** BEGIN Excerpted data **
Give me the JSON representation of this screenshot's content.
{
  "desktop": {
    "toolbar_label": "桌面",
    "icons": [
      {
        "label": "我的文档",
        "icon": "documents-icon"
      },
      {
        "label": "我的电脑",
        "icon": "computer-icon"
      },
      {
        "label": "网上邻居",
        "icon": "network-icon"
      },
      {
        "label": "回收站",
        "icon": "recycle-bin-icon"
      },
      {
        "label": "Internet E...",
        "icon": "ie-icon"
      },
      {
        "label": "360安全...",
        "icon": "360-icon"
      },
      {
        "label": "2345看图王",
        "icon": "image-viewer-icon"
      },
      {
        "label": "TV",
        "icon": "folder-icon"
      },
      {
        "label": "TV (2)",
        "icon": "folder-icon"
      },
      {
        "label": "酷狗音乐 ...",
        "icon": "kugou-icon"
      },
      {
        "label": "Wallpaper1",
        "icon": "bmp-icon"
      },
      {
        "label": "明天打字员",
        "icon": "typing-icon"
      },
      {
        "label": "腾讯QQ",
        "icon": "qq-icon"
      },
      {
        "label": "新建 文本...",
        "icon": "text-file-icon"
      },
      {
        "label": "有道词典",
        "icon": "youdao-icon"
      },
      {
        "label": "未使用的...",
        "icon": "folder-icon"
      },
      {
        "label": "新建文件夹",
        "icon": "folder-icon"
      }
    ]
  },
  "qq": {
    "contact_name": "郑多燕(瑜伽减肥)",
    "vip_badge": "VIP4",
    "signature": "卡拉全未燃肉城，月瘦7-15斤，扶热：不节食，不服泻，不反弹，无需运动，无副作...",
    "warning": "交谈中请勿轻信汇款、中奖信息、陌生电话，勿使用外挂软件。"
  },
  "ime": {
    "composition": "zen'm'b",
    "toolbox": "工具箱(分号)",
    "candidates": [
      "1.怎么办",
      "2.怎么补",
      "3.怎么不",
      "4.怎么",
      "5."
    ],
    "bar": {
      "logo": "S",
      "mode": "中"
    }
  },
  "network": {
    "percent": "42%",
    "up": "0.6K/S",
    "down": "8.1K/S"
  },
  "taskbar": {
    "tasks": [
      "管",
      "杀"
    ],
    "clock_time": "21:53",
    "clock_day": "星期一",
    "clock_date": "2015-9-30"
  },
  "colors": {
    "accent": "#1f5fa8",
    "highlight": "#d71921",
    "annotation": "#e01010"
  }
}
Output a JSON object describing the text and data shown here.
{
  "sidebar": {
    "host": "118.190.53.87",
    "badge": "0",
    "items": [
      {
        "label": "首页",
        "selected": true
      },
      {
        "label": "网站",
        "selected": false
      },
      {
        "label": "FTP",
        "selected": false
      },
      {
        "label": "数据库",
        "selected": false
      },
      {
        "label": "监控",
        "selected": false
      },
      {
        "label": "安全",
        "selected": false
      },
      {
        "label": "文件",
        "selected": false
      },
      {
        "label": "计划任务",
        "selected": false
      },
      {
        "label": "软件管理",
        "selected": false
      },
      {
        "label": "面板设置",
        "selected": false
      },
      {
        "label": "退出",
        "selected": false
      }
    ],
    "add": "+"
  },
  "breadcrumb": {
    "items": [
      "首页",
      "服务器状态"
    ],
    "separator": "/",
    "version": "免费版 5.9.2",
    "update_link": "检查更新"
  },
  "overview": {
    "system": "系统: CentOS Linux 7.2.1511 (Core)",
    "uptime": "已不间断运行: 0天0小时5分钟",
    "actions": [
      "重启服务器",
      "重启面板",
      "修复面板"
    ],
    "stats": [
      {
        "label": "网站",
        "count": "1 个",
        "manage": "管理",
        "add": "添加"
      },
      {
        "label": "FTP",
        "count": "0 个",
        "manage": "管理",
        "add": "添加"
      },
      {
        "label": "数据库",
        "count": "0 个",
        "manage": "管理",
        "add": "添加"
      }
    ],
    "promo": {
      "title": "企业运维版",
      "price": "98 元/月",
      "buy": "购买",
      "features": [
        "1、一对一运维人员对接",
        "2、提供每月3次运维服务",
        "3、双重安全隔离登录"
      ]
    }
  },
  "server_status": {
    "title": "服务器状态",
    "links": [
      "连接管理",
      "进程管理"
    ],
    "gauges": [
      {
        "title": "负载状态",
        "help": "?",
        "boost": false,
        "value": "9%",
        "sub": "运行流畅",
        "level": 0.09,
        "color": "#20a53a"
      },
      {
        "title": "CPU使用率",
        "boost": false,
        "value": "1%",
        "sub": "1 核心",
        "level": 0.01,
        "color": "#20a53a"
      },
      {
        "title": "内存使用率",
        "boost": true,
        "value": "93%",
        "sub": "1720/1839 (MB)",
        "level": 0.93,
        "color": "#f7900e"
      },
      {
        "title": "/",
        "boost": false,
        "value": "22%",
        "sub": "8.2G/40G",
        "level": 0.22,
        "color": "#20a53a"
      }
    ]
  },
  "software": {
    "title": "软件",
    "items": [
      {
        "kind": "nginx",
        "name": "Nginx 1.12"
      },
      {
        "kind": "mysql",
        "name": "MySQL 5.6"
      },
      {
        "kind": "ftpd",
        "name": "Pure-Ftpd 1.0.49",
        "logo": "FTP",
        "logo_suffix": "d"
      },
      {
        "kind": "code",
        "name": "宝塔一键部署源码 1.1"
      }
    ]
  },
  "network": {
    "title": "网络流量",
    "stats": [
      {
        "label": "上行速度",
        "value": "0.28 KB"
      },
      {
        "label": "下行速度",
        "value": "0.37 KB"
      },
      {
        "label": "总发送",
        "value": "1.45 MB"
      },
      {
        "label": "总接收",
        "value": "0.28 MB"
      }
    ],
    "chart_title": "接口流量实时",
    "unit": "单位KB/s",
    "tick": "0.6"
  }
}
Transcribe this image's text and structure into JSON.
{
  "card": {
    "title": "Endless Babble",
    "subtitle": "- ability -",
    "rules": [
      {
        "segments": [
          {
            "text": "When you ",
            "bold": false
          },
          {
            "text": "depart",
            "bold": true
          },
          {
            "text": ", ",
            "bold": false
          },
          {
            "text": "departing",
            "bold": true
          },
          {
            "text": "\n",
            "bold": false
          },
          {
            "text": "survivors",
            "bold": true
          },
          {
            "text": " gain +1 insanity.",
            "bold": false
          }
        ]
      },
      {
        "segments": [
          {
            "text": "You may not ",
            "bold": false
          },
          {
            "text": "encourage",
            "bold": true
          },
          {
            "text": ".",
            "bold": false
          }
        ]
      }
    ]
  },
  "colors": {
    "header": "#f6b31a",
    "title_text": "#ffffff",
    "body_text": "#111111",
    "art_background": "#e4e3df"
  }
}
** END Excerpted data **
**Task:** Please set down all the data word for word.

**Task result:**
Give me the JSON representation of this screenshot's content.
{
  "desktop": {
    "toolbar_label": "桌面",
    "icons": [
      {
        "label": "我的文档",
        "icon": "documents-icon"
      },
      {
        "label": "我的电脑",
        "icon": "computer-icon"
      },
      {
        "label": "网上邻居",
        "icon": "network-icon"
      },
      {
        "label": "回收站",
        "icon": "recycle-bin-icon"
      },
      {
        "label": "Internet E...",
        "icon": "ie-icon"
      },
      {
        "label": "360安全...",
        "icon": "360-icon"
      },
      {
        "label": "2345看图王",
        "icon": "image-viewer-icon"
      },
      {
        "label": "TV",
        "icon": "folder-icon"
      },
      {
        "label": "TV (2)",
        "icon": "folder-icon"
      },
      {
        "label": "酷狗音乐 ...",
        "icon": "kugou-icon"
      },
      {
        "label": "Wallpaper1",
        "icon": "bmp-icon"
      },
      {
        "label": "明天打字员",
        "icon": "typing-icon"
      },
      {
        "label": "腾讯QQ",
        "icon": "qq-icon"
      },
      {
        "label": "新建 文本...",
        "icon": "text-file-icon"
      },
      {
        "label": "有道词典",
        "icon": "youdao-icon"
      },
      {
        "label": "未使用的...",
        "icon": "folder-icon"
      },
      {
        "label": "新建文件夹",
        "icon": "folder-icon"
      }
    ]
  },
  "qq": {
    "contact_name": "郑多燕(瑜伽减肥)",
    "vip_badge": "VIP4",
    "signature": "卡拉全未燃肉城，月瘦7-15斤，扶热：不节食，不服泻，不反弹，无需运动，无副作...",
    "warning": "交谈中请勿轻信汇款、中奖信息、陌生电话，勿使用外挂软件。"
  },
  "ime": {
    "composition": "zen'm'b",
    "toolbox": "工具箱(分号)",
    "candidates": [
      "1.怎么办",
      "2.怎么补",
      "3.怎么不",
      "4.怎么",
      "5."
    ],
    "bar": {
      "logo": "S",
      "mode": "中"
    }
  },
  "network": {
    "percent": "42%",
    "up": "0.6K/S",
    "down": "8.1K/S"
  },
  "taskbar": {
    "tasks": [
      "管",
      "杀"
    ],
    "clock_time": "21:53",
    "clock_day": "星期一",
    "clock_date": "2015-9-30"
  },
  "colors": {
    "accent": "#1f5fa8",
    "highlight": "#d71921",
    "annotation": "#e01010"
  }
}
Output a JSON object describing the text and data shown here.
{
  "sidebar": {
    "host": "118.190.53.87",
    "badge": "0",
    "items": [
      {
        "label": "首页",
        "selected": true
      },
      {
        "label": "网站",
        "selected": false
      },
      {
        "label": "FTP",
        "selected": false
      },
      {
        "label": "数据库",
        "selected": false
      },
      {
        "label": "监控",
        "selected": false
      },
      {
        "label": "安全",
        "selected": false
      },
      {
        "label": "文件",
        "selected": false
      },
      {
        "label": "计划任务",
        "selected": false
      },
      {
        "label": "软件管理",
        "selected": false
      },
      {
        "label": "面板设置",
        "selected": false
      },
      {
        "label": "退出",
        "selected": false
      }
    ],
    "add": "+"
  },
  "breadcrumb": {
    "items": [
      "首页",
      "服务器状态"
    ],
    "separator": "/",
    "version": "免费版 5.9.2",
    "update_link": "检查更新"
  },
  "overview": {
    "system": "系统: CentOS Linux 7.2.1511 (Core)",
    "uptime": "已不间断运行: 0天0小时5分钟",
    "actions": [
      "重启服务器",
      "重启面板",
      "修复面板"
    ],
    "stats": [
      {
        "label": "网站",
        "count": "1 个",
        "manage": "管理",
        "add": "添加"
      },
      {
        "label": "FTP",
        "count": "0 个",
        "manage": "管理",
        "add": "添加"
      },
      {
        "label": "数据库",
        "count": "0 个",
        "manage": "管理",
        "add": "添加"
      }
    ],
    "promo": {
      "title": "企业运维版",
      "price": "98 元/月",
      "buy": "购买",
      "features": [
        "1、一对一运维人员对接",
        "2、提供每月3次运维服务",
        "3、双重安全隔离登录"
      ]
    }
  },
  "server_status": {
    "title": "服务器状态",
    "links": [
      "连接管理",
      "进程管理"
    ],
    "gauges": [
      {
        "title": "负载状态",
        "help": "?",
        "boost": false,
        "value": "9%",
        "sub": "运行流畅",
        "level": 0.09,
        "color": "#20a53a"
      },
      {
        "title": "CPU使用率",
        "boost": false,
        "value": "1%",
        "sub": "1 核心",
        "level": 0.01,
        "color": "#20a53a"
      },
      {
        "title": "内存使用率",
        "boost": true,
        "value": "93%",
        "sub": "1720/1839 (MB)",
        "level": 0.93,
        "color": "#f7900e"
      },
      {
        "title": "/",
        "boost": false,
        "value": "22%",
        "sub": "8.2G/40G",
        "level": 0.22,
        "color": "#20a53a"
      }
    ]
  },
  "software": {
    "title": "软件",
    "items": [
      {
        "kind": "nginx",
        "name": "Nginx 1.12"
      },
      {
        "kind": "mysql",
        "name": "MySQL 5.6"
      },
      {
        "kind": "ftpd",
        "name": "Pure-Ftpd 1.0.49",
        "logo": "FTP",
        "logo_suffix": "d"
      },
      {
        "kind": "code",
        "name": "宝塔一键部署源码 1.1"
      }
    ]
  },
  "network": {
    "title": "网络流量",
    "stats": [
      {
        "label": "上行速度",
        "value": "0.28 KB"
      },
      {
        "label": "下行速度",
        "value": "0.37 KB"
      },
      {
        "label": "总发送",
        "value": "1.45 MB"
      },
      {
        "label": "总接收",
        "value": "0.28 MB"
      }
    ],
    "chart_title": "接口流量实时",
    "unit": "单位KB/s",
    "tick": "0.6"
  }
}
Transcribe this image's text and structure into JSON.
{
  "card": {
    "title": "Endless Babble",
    "subtitle": "- ability -",
    "rules": [
      {
        "segments": [
          {
            "text": "When you ",
            "bold": false
          },
          {
            "text": "depart",
            "bold": true
          },
          {
            "text": ", ",
            "bold": false
          },
          {
            "text": "departing",
            "bold": true
          },
          {
            "text": "\n",
            "bold": false
          },
          {
            "text": "survivors",
            "bold": true
          },
          {
            "text": " gain +1 insanity.",
            "bold": false
          }
        ]
      },
      {
        "segments": [
          {
            "text": "You may not ",
            "bold": false
          },
          {
            "text": "encourage",
            "bold": true
          },
          {
            "text": ".",
            "bold": false
          }
        ]
      }
    ]
  },
  "colors": {
    "header": "#f6b31a",
    "title_text": "#ffffff",
    "body_text": "#111111",
    "art_background": "#e4e3df"
  }
}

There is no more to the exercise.